_Requirement_
Please print every line of the listing below exactly as it appears, leaving out the pictures.

_Input material_
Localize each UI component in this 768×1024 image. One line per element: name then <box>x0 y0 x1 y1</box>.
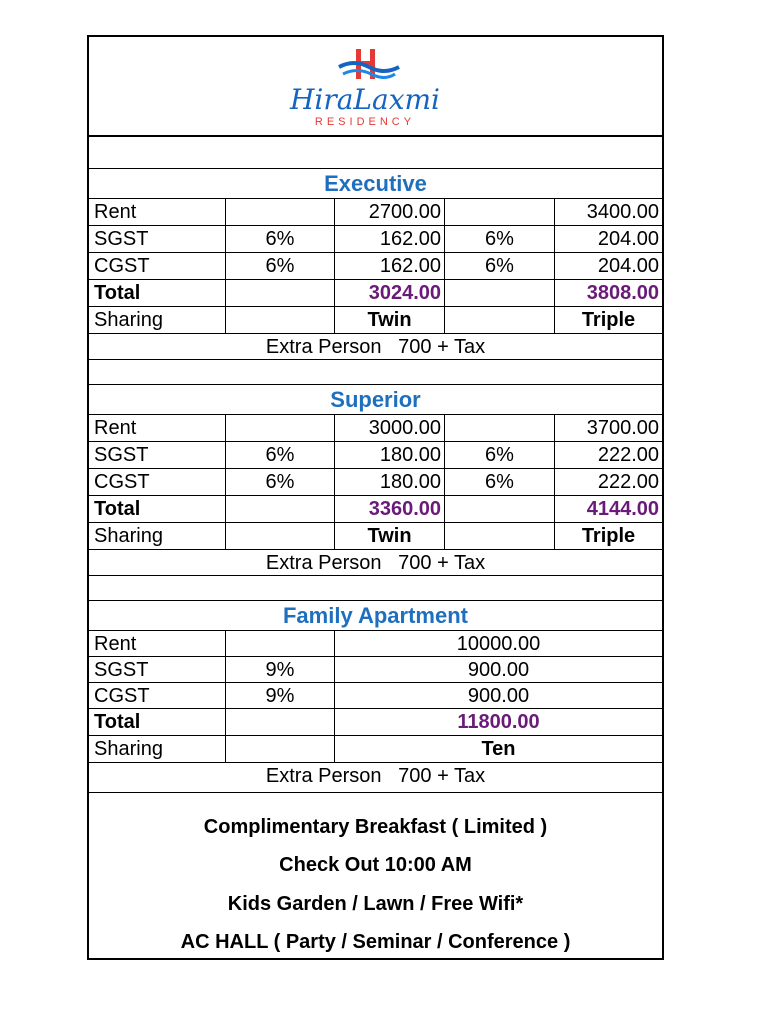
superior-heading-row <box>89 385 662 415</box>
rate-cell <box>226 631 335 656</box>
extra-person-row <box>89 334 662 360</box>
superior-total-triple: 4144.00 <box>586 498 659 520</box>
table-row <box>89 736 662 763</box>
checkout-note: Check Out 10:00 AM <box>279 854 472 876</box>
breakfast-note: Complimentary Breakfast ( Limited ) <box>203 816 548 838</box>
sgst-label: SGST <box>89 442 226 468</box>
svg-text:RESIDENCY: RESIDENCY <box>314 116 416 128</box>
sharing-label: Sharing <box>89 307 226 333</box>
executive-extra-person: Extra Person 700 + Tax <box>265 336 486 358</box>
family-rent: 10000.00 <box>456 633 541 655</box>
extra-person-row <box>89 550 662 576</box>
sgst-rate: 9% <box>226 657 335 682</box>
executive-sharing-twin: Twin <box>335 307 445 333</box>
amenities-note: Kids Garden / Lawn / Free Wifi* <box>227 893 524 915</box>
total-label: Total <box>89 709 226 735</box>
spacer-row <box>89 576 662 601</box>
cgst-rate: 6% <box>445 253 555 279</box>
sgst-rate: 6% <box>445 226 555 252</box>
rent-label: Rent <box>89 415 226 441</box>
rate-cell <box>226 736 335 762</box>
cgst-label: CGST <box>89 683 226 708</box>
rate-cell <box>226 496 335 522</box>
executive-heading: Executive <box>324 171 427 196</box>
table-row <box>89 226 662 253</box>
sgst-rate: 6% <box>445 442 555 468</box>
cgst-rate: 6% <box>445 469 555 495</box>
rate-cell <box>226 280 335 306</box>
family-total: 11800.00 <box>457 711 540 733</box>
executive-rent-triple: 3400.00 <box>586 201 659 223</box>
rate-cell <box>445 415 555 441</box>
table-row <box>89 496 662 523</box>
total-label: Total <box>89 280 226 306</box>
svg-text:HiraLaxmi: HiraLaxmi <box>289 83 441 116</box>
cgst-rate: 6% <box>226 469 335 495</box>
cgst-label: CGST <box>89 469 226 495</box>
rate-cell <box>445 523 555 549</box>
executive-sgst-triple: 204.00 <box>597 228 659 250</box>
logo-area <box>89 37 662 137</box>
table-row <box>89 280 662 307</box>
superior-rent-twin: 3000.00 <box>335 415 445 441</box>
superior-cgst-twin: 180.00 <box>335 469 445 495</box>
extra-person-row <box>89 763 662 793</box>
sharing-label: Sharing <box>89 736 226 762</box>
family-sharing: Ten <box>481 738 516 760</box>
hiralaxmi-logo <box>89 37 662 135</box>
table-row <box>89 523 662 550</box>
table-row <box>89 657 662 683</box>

_Reply to the task_
Localize each UI component in this 768×1024 image. One line per element: name then <box>x0 y0 x1 y1</box>.
superior-heading-row <box>89 385 662 415</box>
rate-cell <box>226 631 335 656</box>
extra-person-row <box>89 334 662 360</box>
superior-total-triple: 4144.00 <box>586 498 659 520</box>
table-row <box>89 736 662 763</box>
checkout-note: Check Out 10:00 AM <box>279 854 472 876</box>
breakfast-note: Complimentary Breakfast ( Limited ) <box>203 816 548 838</box>
sgst-label: SGST <box>89 442 226 468</box>
svg-text:RESIDENCY: RESIDENCY <box>314 116 416 128</box>
sharing-label: Sharing <box>89 307 226 333</box>
executive-extra-person: Extra Person 700 + Tax <box>265 336 486 358</box>
family-rent: 10000.00 <box>456 633 541 655</box>
extra-person-row <box>89 550 662 576</box>
sgst-rate: 9% <box>226 657 335 682</box>
executive-sharing-twin: Twin <box>335 307 445 333</box>
amenities-note: Kids Garden / Lawn / Free Wifi* <box>227 893 524 915</box>
total-label: Total <box>89 709 226 735</box>
spacer-row <box>89 576 662 601</box>
cgst-rate: 6% <box>445 253 555 279</box>
sgst-rate: 6% <box>445 226 555 252</box>
rent-label: Rent <box>89 415 226 441</box>
rate-cell <box>226 736 335 762</box>
cgst-label: CGST <box>89 683 226 708</box>
rate-cell <box>226 496 335 522</box>
executive-heading: Executive <box>324 171 427 196</box>
table-row <box>89 226 662 253</box>
sgst-rate: 6% <box>445 442 555 468</box>
cgst-rate: 6% <box>445 469 555 495</box>
rate-cell <box>226 280 335 306</box>
family-total: 11800.00 <box>457 711 540 733</box>
executive-rent-triple: 3400.00 <box>586 201 659 223</box>
rate-cell <box>445 415 555 441</box>
table-row <box>89 496 662 523</box>
total-label: Total <box>89 280 226 306</box>
svg-text:HiraLaxmi: HiraLaxmi <box>289 83 441 116</box>
cgst-rate: 6% <box>226 469 335 495</box>
cgst-label: CGST <box>89 469 226 495</box>
rate-cell <box>445 523 555 549</box>
executive-sgst-triple: 204.00 <box>597 228 659 250</box>
logo-area <box>89 37 662 137</box>
table-row <box>89 280 662 307</box>
superior-rent-twin: 3000.00 <box>335 415 445 441</box>
superior-cgst-twin: 180.00 <box>335 469 445 495</box>
extra-person-row <box>89 763 662 793</box>
sharing-label: Sharing <box>89 736 226 762</box>
family-sharing: Ten <box>481 738 516 760</box>
hiralaxmi-logo <box>89 37 662 135</box>
table-row <box>89 523 662 550</box>
table-row <box>89 657 662 683</box>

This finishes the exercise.